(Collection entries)

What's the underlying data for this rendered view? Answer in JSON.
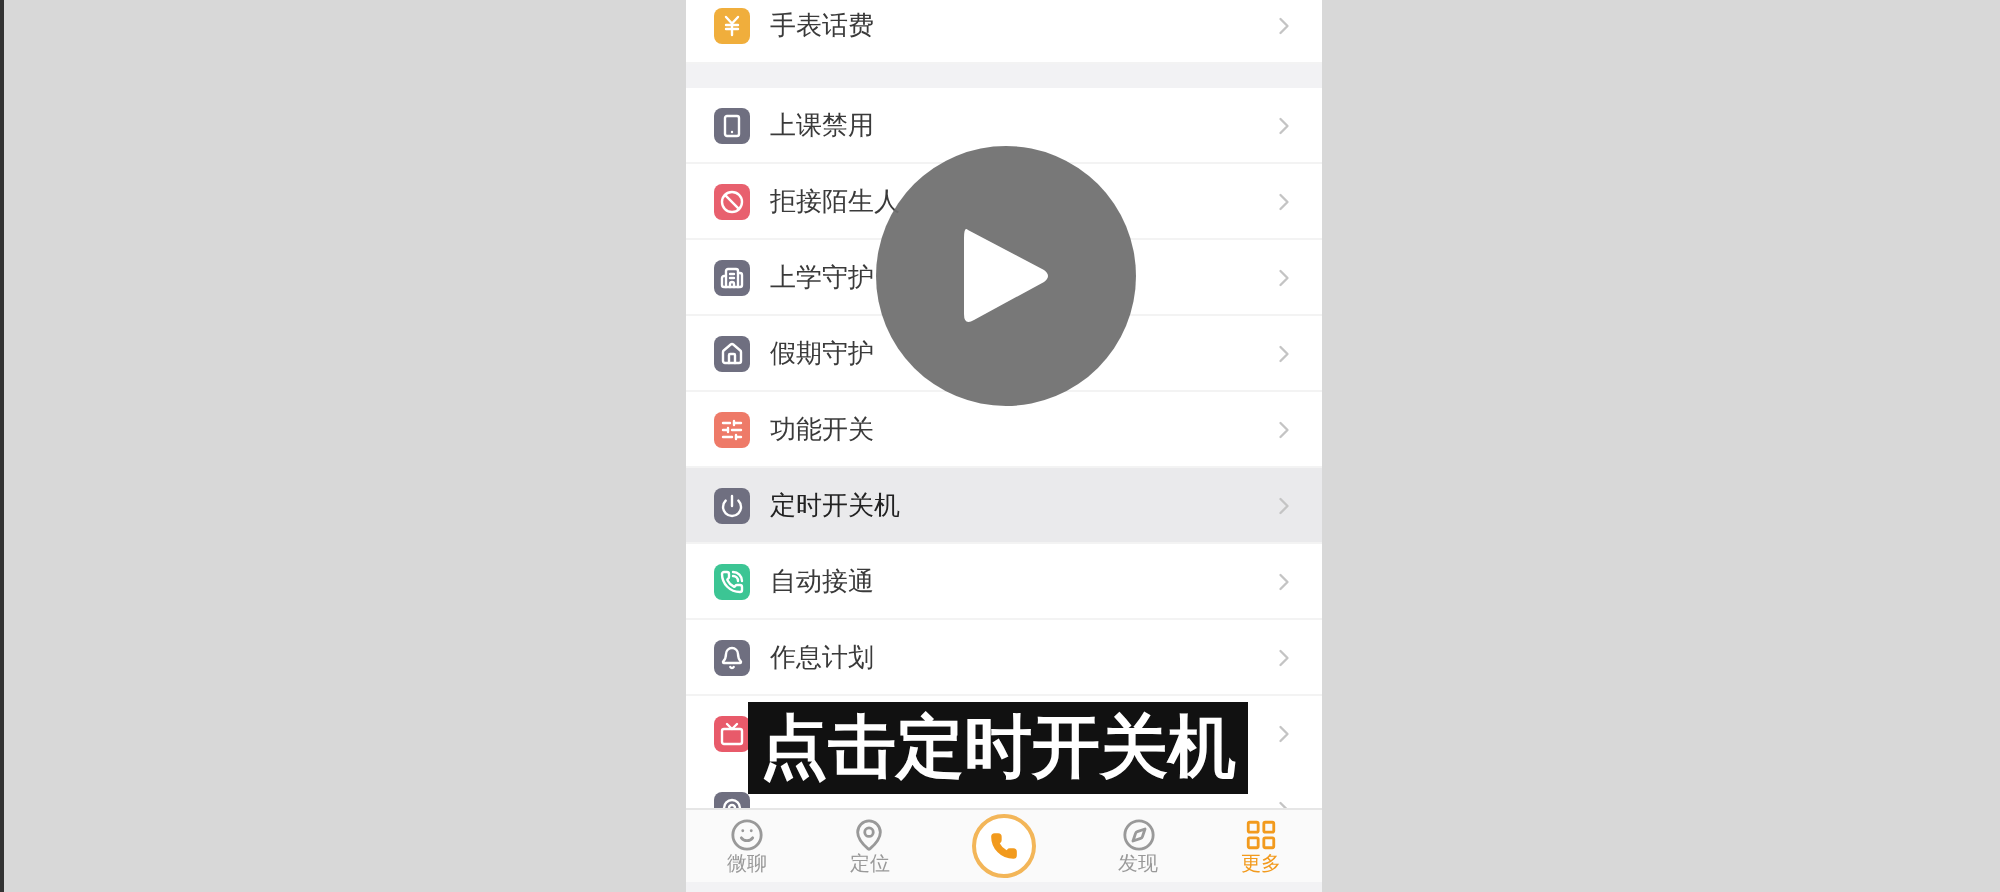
{
  "menu_groups": [
    {
      "items": [
        {
          "label": "手表话费",
          "color": "#f0ae3c",
          "selected": false
        }
      ]
    },
    {
      "items": [
        {
          "label": "上课禁用",
          "color": "#6f6f80",
          "selected": false
        },
        {
          "label": "拒接陌生人",
          "color": "#e8606e",
          "selected": false
        },
        {
          "label": "上学守护",
          "color": "#6f6f80",
          "selected": false
        },
        {
          "label": "假期守护",
          "color": "#6f6f80",
          "selected": false
        },
        {
          "label": "功能开关",
          "color": "#ee7a68",
          "selected": false
        },
        {
          "label": "定时开关机",
          "color": "#6f6f80",
          "selected": true
        },
        {
          "label": "自动接通",
          "color": "#3cc594",
          "selected": false
        },
        {
          "label": "作息计划",
          "color": "#6f6f80",
          "selected": false
        },
        {
          "color": "#e85a6a"
        },
        {
          "color": "#6f6f80"
        }
      ]
    }
  ],
  "caption": "点击定时开关机",
  "tab_bar": [
    {
      "kind": "tab",
      "label": "微聊",
      "selected": false
    },
    {
      "kind": "tab",
      "label": "定位",
      "selected": false
    },
    {
      "kind": "call"
    },
    {
      "kind": "tab",
      "label": "发现",
      "selected": false
    },
    {
      "kind": "tab",
      "label": "更多",
      "selected": true
    }
  ]
}
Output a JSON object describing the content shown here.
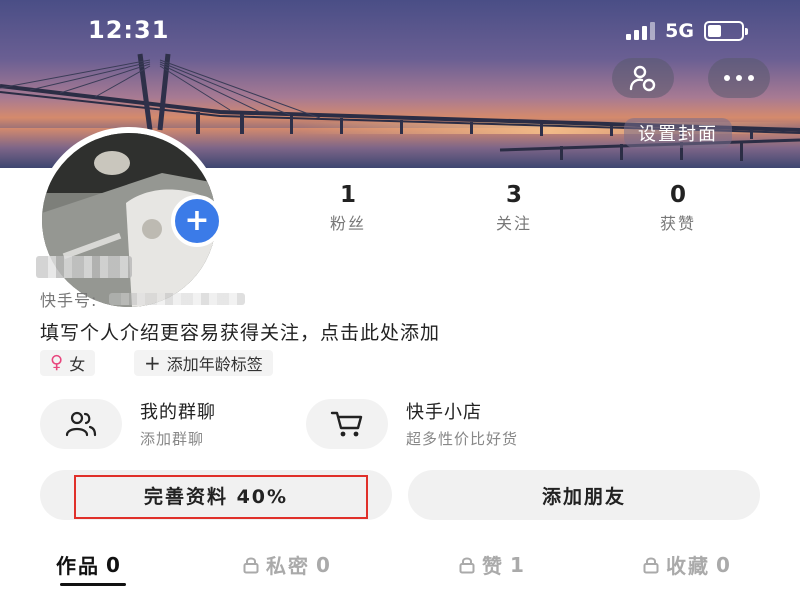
{
  "status_bar": {
    "time": "12:31",
    "network": "5G"
  },
  "colors": {
    "accent_blue": "#3b7be8",
    "highlight_red": "#e0302a",
    "gender_pink": "#e8457d"
  },
  "icons": {
    "user_switch": "user-switch-icon",
    "more": "more-icon",
    "avatar_add": "plus-icon",
    "gender": "female-icon",
    "age_add": "plus-icon",
    "group_chat": "group-icon",
    "shop": "cart-icon",
    "lock": "lock-icon"
  },
  "cover": {
    "set_cover_label": "设置封面"
  },
  "avatar": {
    "add_label": "+"
  },
  "stats": [
    {
      "value": "1",
      "label": "粉丝"
    },
    {
      "value": "3",
      "label": "关注"
    },
    {
      "value": "0",
      "label": "获赞"
    }
  ],
  "profile": {
    "kwai_id_label": "快手号:",
    "bio_placeholder": "填写个人介绍更容易获得关注，点击此处添加",
    "gender_label": "女",
    "age_tag_label": "添加年龄标签"
  },
  "entries": [
    {
      "title": "我的群聊",
      "subtitle": "添加群聊"
    },
    {
      "title": "快手小店",
      "subtitle": "超多性价比好货"
    }
  ],
  "actions": {
    "complete_profile": "完善资料 40%",
    "add_friends": "添加朋友"
  },
  "tabs": [
    {
      "label": "作品",
      "count": "0",
      "locked": false,
      "active": true
    },
    {
      "label": "私密",
      "count": "0",
      "locked": true,
      "active": false
    },
    {
      "label": "赞",
      "count": "1",
      "locked": true,
      "active": false
    },
    {
      "label": "收藏",
      "count": "0",
      "locked": true,
      "active": false
    }
  ]
}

* **The request**:
Transcribe the records above verbatim. Do not carry over any picture.

* **Exercise answer**:
What's the underlying data for this rendered view? Answer in JSON.
{
  "menu_groups": [
    {
      "items": [
        {
          "label": "手表话费",
          "color": "#f0ae3c",
          "selected": false
        }
      ]
    },
    {
      "items": [
        {
          "label": "上课禁用",
          "color": "#6f6f80",
          "selected": false
        },
        {
          "label": "拒接陌生人",
          "color": "#e8606e",
          "selected": false
        },
        {
          "label": "上学守护",
          "color": "#6f6f80",
          "selected": false
        },
        {
          "label": "假期守护",
          "color": "#6f6f80",
          "selected": false
        },
        {
          "label": "功能开关",
          "color": "#ee7a68",
          "selected": false
        },
        {
          "label": "定时开关机",
          "color": "#6f6f80",
          "selected": true
        },
        {
          "label": "自动接通",
          "color": "#3cc594",
          "selected": false
        },
        {
          "label": "作息计划",
          "color": "#6f6f80",
          "selected": false
        },
        {
          "color": "#e85a6a"
        },
        {
          "color": "#6f6f80"
        }
      ]
    }
  ],
  "caption": "点击定时开关机",
  "tab_bar": [
    {
      "kind": "tab",
      "label": "微聊",
      "selected": false
    },
    {
      "kind": "tab",
      "label": "定位",
      "selected": false
    },
    {
      "kind": "call"
    },
    {
      "kind": "tab",
      "label": "发现",
      "selected": false
    },
    {
      "kind": "tab",
      "label": "更多",
      "selected": true
    }
  ]
}
Output a JSON object describing the content shown here.
{
  "status_bar": {
    "time": "12:31",
    "network": "5G"
  },
  "colors": {
    "accent_blue": "#3b7be8",
    "highlight_red": "#e0302a",
    "gender_pink": "#e8457d"
  },
  "icons": {
    "user_switch": "user-switch-icon",
    "more": "more-icon",
    "avatar_add": "plus-icon",
    "gender": "female-icon",
    "age_add": "plus-icon",
    "group_chat": "group-icon",
    "shop": "cart-icon",
    "lock": "lock-icon"
  },
  "cover": {
    "set_cover_label": "设置封面"
  },
  "avatar": {
    "add_label": "+"
  },
  "stats": [
    {
      "value": "1",
      "label": "粉丝"
    },
    {
      "value": "3",
      "label": "关注"
    },
    {
      "value": "0",
      "label": "获赞"
    }
  ],
  "profile": {
    "kwai_id_label": "快手号:",
    "bio_placeholder": "填写个人介绍更容易获得关注，点击此处添加",
    "gender_label": "女",
    "age_tag_label": "添加年龄标签"
  },
  "entries": [
    {
      "title": "我的群聊",
      "subtitle": "添加群聊"
    },
    {
      "title": "快手小店",
      "subtitle": "超多性价比好货"
    }
  ],
  "actions": {
    "complete_profile": "完善资料 40%",
    "add_friends": "添加朋友"
  },
  "tabs": [
    {
      "label": "作品",
      "count": "0",
      "locked": false,
      "active": true
    },
    {
      "label": "私密",
      "count": "0",
      "locked": true,
      "active": false
    },
    {
      "label": "赞",
      "count": "1",
      "locked": true,
      "active": false
    },
    {
      "label": "收藏",
      "count": "0",
      "locked": true,
      "active": false
    }
  ]
}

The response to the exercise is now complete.